> [Instruction]
Note each line of the listing that contains the string "authorized", and copy it.

----

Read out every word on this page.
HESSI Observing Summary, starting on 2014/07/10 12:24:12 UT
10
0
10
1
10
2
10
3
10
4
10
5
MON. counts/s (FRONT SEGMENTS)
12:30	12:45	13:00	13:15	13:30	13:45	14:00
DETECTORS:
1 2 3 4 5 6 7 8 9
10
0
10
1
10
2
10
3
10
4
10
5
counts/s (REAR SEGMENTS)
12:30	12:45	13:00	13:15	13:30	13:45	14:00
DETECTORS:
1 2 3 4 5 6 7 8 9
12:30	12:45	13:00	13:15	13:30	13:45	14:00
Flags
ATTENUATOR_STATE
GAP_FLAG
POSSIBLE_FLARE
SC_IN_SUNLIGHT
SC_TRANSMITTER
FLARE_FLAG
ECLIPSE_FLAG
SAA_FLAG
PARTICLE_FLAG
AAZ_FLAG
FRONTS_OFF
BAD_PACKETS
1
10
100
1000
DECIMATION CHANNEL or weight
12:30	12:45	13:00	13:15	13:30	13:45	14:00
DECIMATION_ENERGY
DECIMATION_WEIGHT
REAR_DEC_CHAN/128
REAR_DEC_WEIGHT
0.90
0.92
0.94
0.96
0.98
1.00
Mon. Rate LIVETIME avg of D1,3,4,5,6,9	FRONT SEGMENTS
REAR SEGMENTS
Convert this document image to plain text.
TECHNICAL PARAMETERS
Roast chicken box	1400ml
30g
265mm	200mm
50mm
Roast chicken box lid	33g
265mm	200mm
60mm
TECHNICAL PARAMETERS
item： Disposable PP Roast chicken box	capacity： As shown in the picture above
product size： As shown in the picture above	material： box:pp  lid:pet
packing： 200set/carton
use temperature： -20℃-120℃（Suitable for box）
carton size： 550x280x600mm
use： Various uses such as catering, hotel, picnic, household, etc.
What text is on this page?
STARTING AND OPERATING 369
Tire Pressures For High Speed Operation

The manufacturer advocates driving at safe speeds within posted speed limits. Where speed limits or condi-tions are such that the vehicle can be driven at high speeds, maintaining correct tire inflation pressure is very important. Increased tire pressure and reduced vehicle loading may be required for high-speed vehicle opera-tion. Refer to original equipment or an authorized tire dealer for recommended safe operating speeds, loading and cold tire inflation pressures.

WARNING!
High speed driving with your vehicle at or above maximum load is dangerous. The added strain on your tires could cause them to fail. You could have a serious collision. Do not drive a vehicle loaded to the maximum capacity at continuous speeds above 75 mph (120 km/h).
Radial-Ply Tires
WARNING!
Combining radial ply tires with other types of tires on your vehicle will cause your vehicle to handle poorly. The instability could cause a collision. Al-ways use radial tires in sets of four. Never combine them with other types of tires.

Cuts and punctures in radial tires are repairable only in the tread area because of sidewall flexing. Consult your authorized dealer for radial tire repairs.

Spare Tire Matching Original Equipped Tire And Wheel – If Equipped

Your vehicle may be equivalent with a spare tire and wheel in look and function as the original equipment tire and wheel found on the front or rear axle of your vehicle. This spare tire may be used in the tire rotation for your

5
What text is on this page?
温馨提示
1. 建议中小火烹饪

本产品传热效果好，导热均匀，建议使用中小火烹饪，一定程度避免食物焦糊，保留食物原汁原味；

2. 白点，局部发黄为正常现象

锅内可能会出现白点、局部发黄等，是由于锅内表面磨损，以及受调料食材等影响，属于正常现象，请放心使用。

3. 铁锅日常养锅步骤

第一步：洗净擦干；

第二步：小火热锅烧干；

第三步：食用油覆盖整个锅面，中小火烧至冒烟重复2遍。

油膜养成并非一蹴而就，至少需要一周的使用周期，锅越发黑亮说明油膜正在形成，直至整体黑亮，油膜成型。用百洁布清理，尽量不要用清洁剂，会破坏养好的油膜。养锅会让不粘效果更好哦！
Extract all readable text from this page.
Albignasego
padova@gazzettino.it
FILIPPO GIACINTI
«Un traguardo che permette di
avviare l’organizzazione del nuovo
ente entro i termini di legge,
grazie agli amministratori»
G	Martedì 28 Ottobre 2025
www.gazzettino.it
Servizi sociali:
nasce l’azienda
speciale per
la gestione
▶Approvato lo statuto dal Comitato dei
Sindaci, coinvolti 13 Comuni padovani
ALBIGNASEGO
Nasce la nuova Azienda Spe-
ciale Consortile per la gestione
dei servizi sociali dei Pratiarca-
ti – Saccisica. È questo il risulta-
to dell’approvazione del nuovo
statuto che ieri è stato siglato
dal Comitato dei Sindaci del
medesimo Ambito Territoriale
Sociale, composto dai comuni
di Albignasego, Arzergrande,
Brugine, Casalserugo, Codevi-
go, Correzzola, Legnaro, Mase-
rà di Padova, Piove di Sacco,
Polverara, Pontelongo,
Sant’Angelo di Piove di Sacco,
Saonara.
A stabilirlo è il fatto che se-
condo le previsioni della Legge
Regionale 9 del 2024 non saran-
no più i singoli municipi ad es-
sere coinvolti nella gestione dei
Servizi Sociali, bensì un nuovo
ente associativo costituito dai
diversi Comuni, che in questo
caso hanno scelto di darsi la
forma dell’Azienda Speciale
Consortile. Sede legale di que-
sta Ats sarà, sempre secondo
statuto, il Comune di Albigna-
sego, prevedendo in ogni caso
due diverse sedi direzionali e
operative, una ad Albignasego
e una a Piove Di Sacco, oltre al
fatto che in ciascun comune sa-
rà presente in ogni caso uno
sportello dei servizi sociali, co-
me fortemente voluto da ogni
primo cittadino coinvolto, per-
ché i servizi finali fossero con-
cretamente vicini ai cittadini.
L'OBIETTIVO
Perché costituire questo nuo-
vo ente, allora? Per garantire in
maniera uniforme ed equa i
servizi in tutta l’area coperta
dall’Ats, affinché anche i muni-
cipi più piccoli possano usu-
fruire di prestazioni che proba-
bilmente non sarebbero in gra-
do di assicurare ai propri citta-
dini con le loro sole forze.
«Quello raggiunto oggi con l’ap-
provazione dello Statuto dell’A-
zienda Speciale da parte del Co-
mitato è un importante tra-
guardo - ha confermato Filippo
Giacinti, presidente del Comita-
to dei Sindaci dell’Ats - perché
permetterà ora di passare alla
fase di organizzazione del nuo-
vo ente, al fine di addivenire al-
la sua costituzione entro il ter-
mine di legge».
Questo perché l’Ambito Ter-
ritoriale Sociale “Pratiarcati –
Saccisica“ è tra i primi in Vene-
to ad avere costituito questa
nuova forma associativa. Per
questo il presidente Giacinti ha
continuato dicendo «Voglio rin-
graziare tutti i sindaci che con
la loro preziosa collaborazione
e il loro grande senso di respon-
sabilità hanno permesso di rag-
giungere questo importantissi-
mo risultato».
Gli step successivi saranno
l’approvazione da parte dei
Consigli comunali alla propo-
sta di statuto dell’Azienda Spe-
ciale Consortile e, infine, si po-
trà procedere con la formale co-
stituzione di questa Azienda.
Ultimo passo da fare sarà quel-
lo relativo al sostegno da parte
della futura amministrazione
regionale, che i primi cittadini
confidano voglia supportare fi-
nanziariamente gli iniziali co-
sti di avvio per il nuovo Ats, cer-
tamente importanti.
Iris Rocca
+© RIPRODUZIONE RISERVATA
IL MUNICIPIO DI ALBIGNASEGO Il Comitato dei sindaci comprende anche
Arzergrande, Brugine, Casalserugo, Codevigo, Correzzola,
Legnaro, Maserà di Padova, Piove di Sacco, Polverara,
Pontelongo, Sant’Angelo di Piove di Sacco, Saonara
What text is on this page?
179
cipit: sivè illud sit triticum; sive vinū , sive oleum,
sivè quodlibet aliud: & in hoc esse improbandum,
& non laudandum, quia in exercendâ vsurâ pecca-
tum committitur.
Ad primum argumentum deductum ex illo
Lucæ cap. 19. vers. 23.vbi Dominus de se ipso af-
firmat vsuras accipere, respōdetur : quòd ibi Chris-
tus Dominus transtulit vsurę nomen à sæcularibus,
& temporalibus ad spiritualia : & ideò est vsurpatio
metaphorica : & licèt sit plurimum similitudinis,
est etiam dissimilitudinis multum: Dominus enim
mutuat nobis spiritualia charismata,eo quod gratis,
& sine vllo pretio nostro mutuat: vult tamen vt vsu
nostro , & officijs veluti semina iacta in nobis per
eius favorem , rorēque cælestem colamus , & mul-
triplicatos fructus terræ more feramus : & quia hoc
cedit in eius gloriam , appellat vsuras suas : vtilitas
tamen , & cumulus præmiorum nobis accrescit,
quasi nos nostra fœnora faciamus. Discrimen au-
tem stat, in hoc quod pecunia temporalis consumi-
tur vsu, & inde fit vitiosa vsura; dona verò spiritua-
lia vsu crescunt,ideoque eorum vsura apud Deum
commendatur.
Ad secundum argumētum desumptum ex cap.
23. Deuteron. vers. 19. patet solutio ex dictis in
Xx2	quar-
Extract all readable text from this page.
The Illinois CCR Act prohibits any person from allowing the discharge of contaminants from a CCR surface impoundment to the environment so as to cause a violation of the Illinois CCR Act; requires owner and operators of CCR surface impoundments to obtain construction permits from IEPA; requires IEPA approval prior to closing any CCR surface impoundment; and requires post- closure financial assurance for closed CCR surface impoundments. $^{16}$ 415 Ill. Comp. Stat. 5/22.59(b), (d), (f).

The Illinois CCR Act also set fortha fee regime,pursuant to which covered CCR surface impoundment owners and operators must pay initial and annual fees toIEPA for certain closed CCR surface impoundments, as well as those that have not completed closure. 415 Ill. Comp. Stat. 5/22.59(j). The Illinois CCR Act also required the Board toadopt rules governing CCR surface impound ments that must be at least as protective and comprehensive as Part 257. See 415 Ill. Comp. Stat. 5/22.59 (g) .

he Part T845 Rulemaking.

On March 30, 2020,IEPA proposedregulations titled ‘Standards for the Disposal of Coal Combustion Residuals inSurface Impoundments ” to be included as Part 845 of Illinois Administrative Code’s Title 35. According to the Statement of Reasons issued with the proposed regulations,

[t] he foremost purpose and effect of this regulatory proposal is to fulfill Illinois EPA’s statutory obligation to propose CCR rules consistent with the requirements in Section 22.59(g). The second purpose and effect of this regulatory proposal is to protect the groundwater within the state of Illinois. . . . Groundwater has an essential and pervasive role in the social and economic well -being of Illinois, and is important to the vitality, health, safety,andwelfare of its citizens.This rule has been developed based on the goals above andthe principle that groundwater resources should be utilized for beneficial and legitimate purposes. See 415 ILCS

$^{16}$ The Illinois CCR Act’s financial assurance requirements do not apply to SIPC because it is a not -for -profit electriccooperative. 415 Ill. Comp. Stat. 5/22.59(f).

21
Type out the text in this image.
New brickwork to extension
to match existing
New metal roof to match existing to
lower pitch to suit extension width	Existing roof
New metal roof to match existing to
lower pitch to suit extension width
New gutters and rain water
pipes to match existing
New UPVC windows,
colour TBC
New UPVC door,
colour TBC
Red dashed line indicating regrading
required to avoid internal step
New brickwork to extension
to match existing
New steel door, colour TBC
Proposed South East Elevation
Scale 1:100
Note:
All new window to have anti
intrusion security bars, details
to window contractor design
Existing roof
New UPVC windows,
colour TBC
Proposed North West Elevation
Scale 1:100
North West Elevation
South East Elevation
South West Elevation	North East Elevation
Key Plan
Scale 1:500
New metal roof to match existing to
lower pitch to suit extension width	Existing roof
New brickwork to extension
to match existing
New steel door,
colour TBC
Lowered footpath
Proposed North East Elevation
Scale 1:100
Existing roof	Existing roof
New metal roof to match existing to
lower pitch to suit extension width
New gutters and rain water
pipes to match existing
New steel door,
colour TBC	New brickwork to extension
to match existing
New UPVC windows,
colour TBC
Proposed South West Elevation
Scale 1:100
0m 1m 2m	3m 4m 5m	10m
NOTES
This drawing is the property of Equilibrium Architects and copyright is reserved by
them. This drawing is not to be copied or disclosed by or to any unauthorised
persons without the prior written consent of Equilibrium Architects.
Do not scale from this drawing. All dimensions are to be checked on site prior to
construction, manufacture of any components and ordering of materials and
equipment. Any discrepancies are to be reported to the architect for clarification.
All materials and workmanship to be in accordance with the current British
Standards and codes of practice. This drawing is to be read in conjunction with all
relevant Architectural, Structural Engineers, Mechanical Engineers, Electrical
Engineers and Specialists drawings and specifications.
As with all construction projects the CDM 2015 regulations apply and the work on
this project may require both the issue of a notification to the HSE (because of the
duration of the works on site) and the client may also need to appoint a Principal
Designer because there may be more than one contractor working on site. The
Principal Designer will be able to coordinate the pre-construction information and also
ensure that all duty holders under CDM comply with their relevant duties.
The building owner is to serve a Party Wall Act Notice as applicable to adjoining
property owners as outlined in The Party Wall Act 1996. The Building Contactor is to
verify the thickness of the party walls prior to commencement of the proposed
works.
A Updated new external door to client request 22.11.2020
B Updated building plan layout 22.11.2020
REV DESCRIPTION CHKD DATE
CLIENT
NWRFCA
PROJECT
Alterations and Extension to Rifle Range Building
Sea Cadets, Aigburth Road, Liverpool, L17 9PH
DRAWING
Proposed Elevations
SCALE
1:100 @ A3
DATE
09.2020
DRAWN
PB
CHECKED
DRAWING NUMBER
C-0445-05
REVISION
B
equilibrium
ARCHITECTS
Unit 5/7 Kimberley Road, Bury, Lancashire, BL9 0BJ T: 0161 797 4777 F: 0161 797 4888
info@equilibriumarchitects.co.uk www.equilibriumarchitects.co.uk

----

> [Problem solution]
The manufacturer advocates driving at safe speeds within posted speed limits. Where speed limits or condi-tions are such that the vehicle can be driven at high speeds, maintaining correct tire inflation pressure is very important. Increased tire pressure and reduced vehicle loading may be required for high-speed vehicle opera-tion. Refer to original equipment or an authorized tire dealer for recommended safe operating speeds, loading and cold tire inflation pressures.
Cuts and punctures in radial tires are repairable only in the tread area because of sidewall flexing. Consult your authorized dealer for radial tire repairs.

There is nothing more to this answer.